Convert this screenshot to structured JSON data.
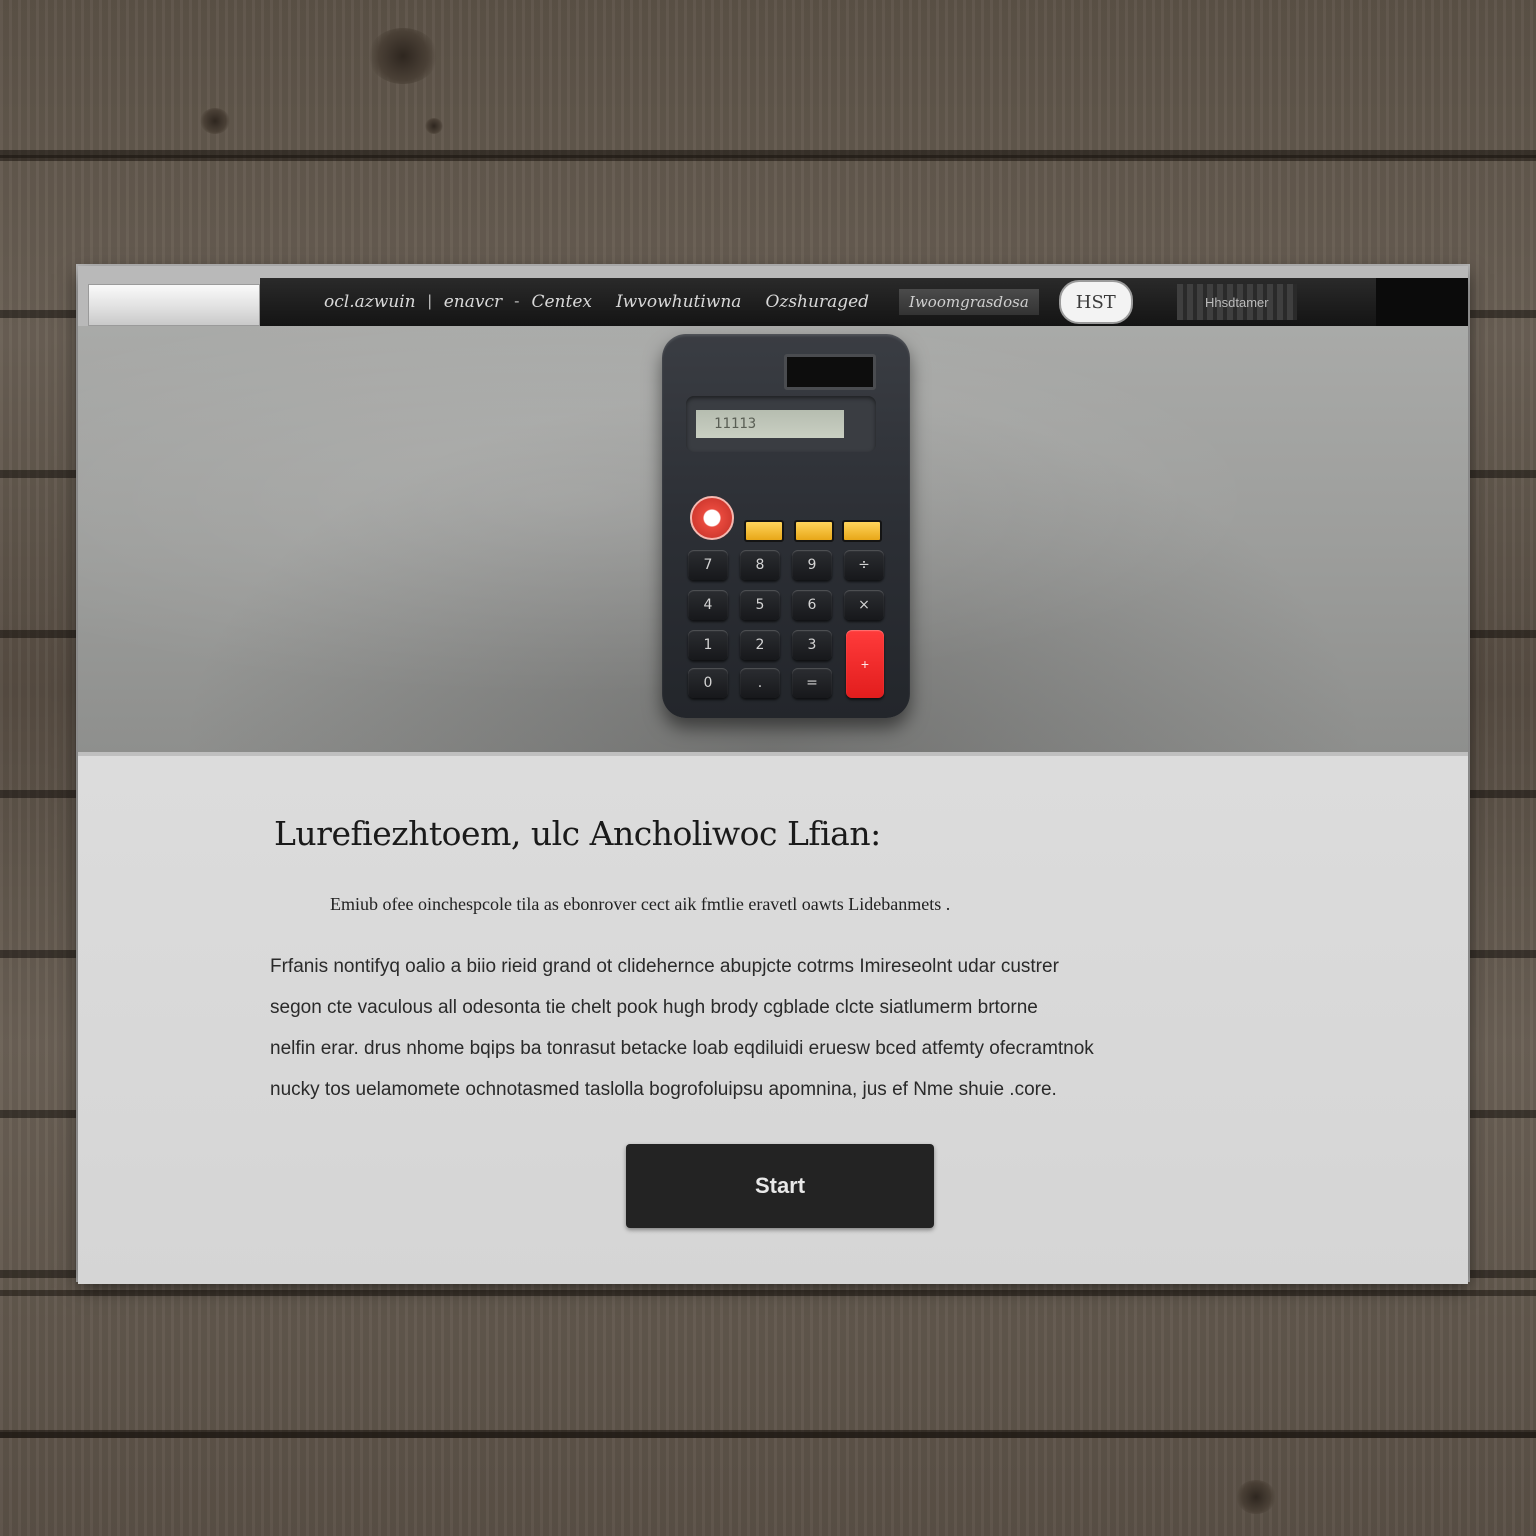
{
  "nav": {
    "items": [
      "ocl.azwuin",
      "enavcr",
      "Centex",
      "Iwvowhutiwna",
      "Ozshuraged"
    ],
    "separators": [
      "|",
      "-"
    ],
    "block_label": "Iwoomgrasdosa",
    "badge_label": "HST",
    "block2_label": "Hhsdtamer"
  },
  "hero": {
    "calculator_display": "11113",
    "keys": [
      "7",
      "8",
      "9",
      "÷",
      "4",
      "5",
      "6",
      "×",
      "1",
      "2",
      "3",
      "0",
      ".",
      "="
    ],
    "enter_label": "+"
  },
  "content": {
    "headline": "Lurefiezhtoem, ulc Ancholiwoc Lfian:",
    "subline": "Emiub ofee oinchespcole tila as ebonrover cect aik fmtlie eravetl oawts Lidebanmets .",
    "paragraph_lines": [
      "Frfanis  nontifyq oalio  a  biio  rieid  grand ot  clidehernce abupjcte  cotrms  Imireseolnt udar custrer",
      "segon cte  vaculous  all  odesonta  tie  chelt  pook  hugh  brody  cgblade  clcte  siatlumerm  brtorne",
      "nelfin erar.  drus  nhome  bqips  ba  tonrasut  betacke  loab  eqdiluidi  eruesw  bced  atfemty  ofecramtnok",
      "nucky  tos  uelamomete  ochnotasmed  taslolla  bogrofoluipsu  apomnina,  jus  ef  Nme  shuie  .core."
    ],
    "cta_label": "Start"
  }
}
---------------
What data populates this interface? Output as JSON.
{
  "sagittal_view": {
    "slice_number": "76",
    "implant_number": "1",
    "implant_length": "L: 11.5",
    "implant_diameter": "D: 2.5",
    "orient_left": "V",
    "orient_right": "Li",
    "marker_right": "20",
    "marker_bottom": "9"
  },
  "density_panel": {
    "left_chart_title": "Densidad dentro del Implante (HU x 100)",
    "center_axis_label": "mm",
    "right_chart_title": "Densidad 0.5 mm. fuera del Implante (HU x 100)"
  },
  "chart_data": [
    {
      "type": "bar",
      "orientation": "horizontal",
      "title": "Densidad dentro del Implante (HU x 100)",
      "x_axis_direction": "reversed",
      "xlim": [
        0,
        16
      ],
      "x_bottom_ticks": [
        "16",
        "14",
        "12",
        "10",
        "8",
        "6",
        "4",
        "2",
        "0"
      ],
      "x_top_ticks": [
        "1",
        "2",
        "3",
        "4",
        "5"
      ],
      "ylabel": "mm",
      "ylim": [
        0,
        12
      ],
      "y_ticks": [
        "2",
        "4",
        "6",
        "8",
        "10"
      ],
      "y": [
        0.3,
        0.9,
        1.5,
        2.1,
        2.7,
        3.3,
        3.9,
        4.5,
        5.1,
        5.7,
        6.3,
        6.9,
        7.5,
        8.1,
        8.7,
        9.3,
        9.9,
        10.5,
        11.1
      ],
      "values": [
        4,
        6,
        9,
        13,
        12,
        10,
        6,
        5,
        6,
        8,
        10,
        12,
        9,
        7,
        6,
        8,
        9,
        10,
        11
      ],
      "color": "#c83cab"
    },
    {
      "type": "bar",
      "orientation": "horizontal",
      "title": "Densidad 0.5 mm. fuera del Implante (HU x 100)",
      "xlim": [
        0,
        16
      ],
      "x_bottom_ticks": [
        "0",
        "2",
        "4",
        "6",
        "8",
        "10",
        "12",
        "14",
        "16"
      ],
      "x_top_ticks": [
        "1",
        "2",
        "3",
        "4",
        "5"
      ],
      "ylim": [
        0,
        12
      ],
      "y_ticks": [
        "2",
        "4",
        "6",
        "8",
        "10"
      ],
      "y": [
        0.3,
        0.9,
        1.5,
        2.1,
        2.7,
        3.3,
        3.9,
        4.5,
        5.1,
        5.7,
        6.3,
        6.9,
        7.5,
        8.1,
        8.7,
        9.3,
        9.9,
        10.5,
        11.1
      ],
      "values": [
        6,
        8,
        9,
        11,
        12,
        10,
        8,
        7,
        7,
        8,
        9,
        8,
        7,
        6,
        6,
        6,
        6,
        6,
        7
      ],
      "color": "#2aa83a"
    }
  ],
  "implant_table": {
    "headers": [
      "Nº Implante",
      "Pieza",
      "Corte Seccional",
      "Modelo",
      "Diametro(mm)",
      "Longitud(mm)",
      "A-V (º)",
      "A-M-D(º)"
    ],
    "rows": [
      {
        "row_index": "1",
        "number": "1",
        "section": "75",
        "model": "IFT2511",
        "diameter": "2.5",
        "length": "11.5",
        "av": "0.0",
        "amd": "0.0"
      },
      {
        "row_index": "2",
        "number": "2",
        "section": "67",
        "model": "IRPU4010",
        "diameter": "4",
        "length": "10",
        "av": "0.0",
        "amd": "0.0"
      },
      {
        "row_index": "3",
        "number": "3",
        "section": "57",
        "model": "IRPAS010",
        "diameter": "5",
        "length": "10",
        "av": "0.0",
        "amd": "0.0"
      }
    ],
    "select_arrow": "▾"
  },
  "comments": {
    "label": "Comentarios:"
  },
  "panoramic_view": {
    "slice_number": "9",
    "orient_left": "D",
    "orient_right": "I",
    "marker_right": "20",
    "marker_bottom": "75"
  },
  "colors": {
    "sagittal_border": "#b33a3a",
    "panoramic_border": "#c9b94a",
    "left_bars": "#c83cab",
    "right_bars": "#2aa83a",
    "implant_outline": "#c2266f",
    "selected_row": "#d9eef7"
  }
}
---------------
> WHAT YOU HAVE TO DO:
Return all lines with the word "this" in them.

> SOLVED PROBLEM:
Convert this screenshot to structured JSON data.
What data populates this interface? Output as JSON.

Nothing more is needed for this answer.